__DO THIS__. Leave the pictures out, and retype all of the material exactly as written.

__STORED DATA__.
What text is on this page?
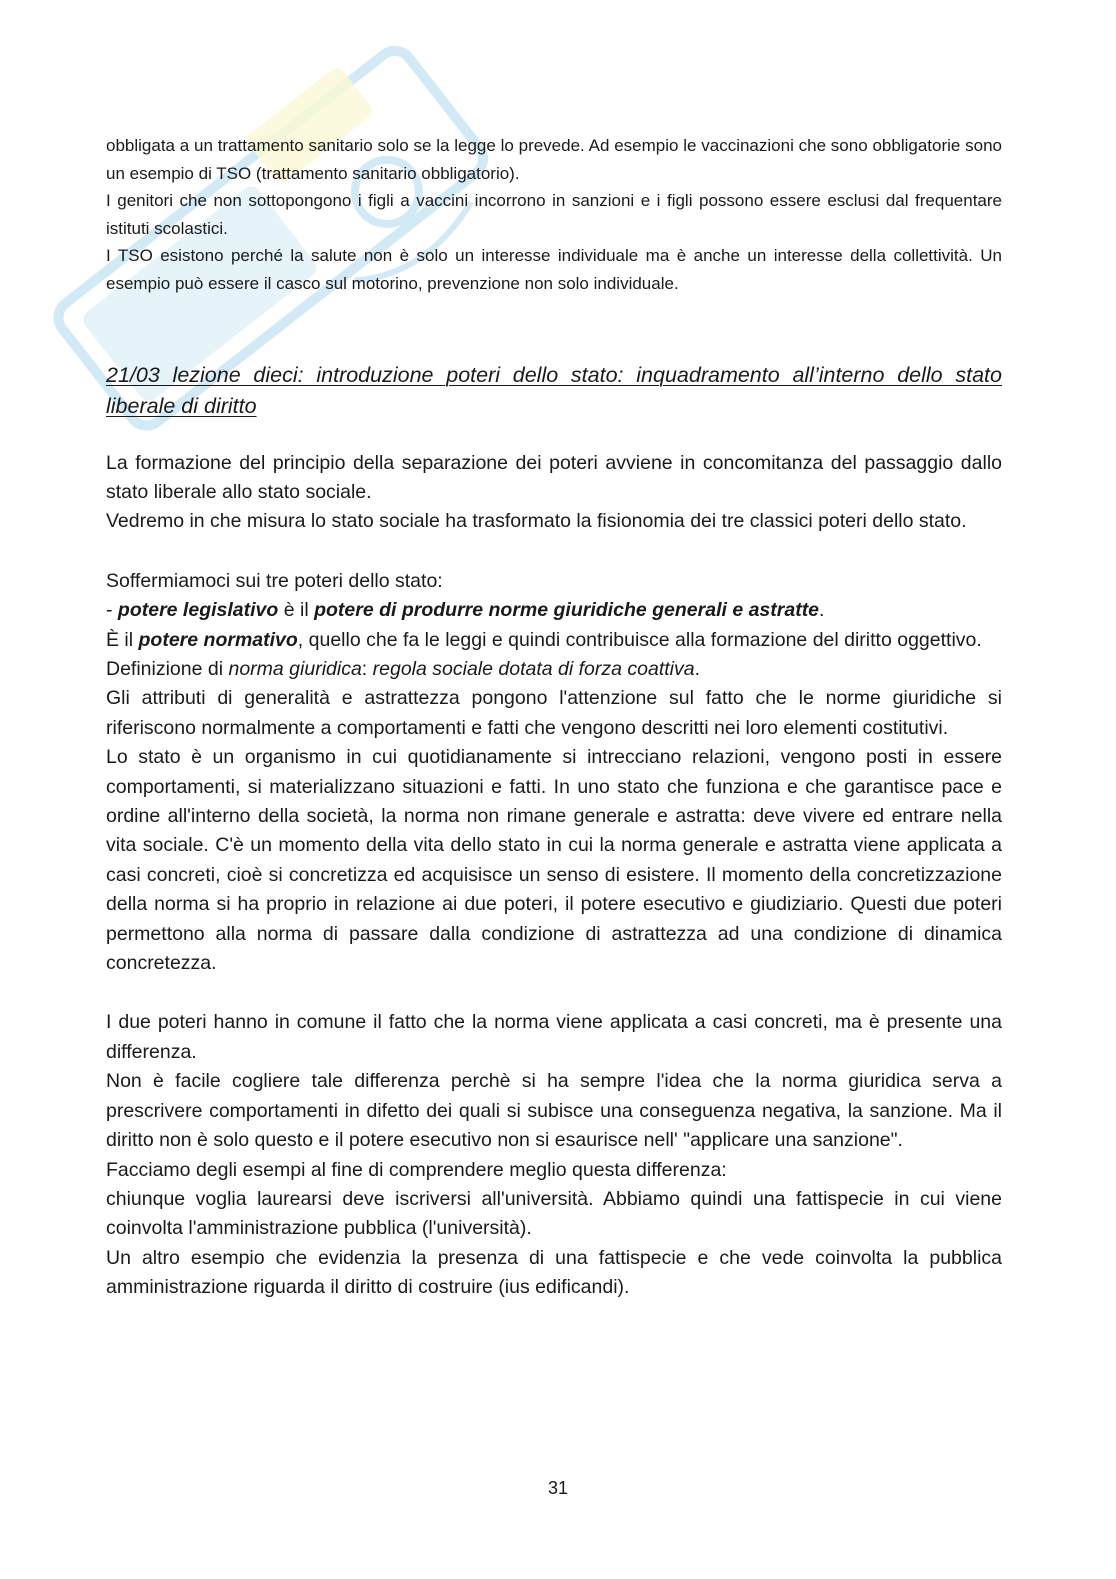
obbligata a un trattamento sanitario solo se la legge lo prevede. Ad esempio le vaccinazioni che sono obbligatorie sono un esempio di TSO (trattamento sanitario obbligatorio).

I genitori che non sottopongono i figli a vaccini incorrono in sanzioni e i figli possono essere esclusi dal frequentare istituti scolastici.

I TSO esistono perché la salute non è solo un interesse individuale ma è anche un interesse della collettività. Un esempio può essere il casco sul motorino, prevenzione non solo individuale.

21/03 lezione dieci: introduzione poteri dello stato: inquadramento all’interno dello stato liberale di diritto

La formazione del principio della separazione dei poteri avviene in concomitanza del passaggio dallo stato liberale allo stato sociale.

Vedremo in che misura lo stato sociale ha trasformato la fisionomia dei tre classici poteri dello stato.

Soffermiamoci sui tre poteri dello stato:

- potere legislativo è il potere di produrre norme giuridiche generali e astratte.

È il potere normativo, quello che fa le leggi e quindi contribuisce alla formazione del diritto oggettivo.

Definizione di norma giuridica: regola sociale dotata di forza coattiva.

Gli attributi di generalità e astrattezza pongono l'attenzione sul fatto che le norme giuridiche si riferiscono normalmente a comportamenti e fatti che vengono descritti nei loro elementi costitutivi.

Lo stato è un organismo in cui quotidianamente si intrecciano relazioni, vengono posti in essere comportamenti, si materializzano situazioni e fatti. In uno stato che funziona e che garantisce pace e ordine all'interno della società, la norma non rimane generale e astratta: deve vivere ed entrare nella vita sociale. C'è un momento della vita dello stato in cui la norma generale e astratta viene applicata a casi concreti, cioè si concretizza ed acquisisce un senso di esistere. Il momento della concretizzazione della norma si ha proprio in relazione ai due poteri, il potere esecutivo e giudiziario. Questi due poteri permettono alla norma di passare dalla condizione di astrattezza ad una condizione di dinamica concretezza.

I due poteri hanno in comune il fatto che la norma viene applicata a casi concreti, ma è presente una differenza.

Non è facile cogliere tale differenza perchè si ha sempre l'idea che la norma giuridica serva a prescrivere comportamenti in difetto dei quali si subisce una conseguenza negativa, la sanzione. Ma il diritto non è solo questo e il potere esecutivo non si esaurisce nell' "applicare una sanzione".

Facciamo degli esempi al fine di comprendere meglio questa differenza:

chiunque voglia laurearsi deve iscriversi all'università. Abbiamo quindi una fattispecie in cui viene coinvolta l'amministrazione pubblica (l'università).

Un altro esempio che evidenzia la presenza di una fattispecie e che vede coinvolta la pubblica amministrazione riguarda il diritto di costruire (ius edificandi).

31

__ANSWER TO THE TASK__.
What text is on this page?
obbligata a un trattamento sanitario solo se la legge lo prevede. Ad esempio le vaccinazioni che sono obbligatorie sono un esempio di TSO (trattamento sanitario obbligatorio).

I genitori che non sottopongono i figli a vaccini incorrono in sanzioni e i figli possono essere esclusi dal frequentare istituti scolastici.

I TSO esistono perché la salute non è solo un interesse individuale ma è anche un interesse della collettività. Un esempio può essere il casco sul motorino, prevenzione non solo individuale.

21/03 lezione dieci: introduzione poteri dello stato: inquadramento all’interno dello stato liberale di diritto

La formazione del principio della separazione dei poteri avviene in concomitanza del passaggio dallo stato liberale allo stato sociale.

Vedremo in che misura lo stato sociale ha trasformato la fisionomia dei tre classici poteri dello stato.

Soffermiamoci sui tre poteri dello stato:

- potere legislativo è il potere di produrre norme giuridiche generali e astratte.

È il potere normativo, quello che fa le leggi e quindi contribuisce alla formazione del diritto oggettivo.

Definizione di norma giuridica: regola sociale dotata di forza coattiva.

Gli attributi di generalità e astrattezza pongono l'attenzione sul fatto che le norme giuridiche si riferiscono normalmente a comportamenti e fatti che vengono descritti nei loro elementi costitutivi.

Lo stato è un organismo in cui quotidianamente si intrecciano relazioni, vengono posti in essere comportamenti, si materializzano situazioni e fatti. In uno stato che funziona e che garantisce pace e ordine all'interno della società, la norma non rimane generale e astratta: deve vivere ed entrare nella vita sociale. C'è un momento della vita dello stato in cui la norma generale e astratta viene applicata a casi concreti, cioè si concretizza ed acquisisce un senso di esistere. Il momento della concretizzazione della norma si ha proprio in relazione ai due poteri, il potere esecutivo e giudiziario. Questi due poteri permettono alla norma di passare dalla condizione di astrattezza ad una condizione di dinamica concretezza.

I due poteri hanno in comune il fatto che la norma viene applicata a casi concreti, ma è presente una differenza.

Non è facile cogliere tale differenza perchè si ha sempre l'idea che la norma giuridica serva a prescrivere comportamenti in difetto dei quali si subisce una conseguenza negativa, la sanzione. Ma il diritto non è solo questo e il potere esecutivo non si esaurisce nell' "applicare una sanzione".

Facciamo degli esempi al fine di comprendere meglio questa differenza:

chiunque voglia laurearsi deve iscriversi all'università. Abbiamo quindi una fattispecie in cui viene coinvolta l'amministrazione pubblica (l'università).

Un altro esempio che evidenzia la presenza di una fattispecie e che vede coinvolta la pubblica amministrazione riguarda il diritto di costruire (ius edificandi).

31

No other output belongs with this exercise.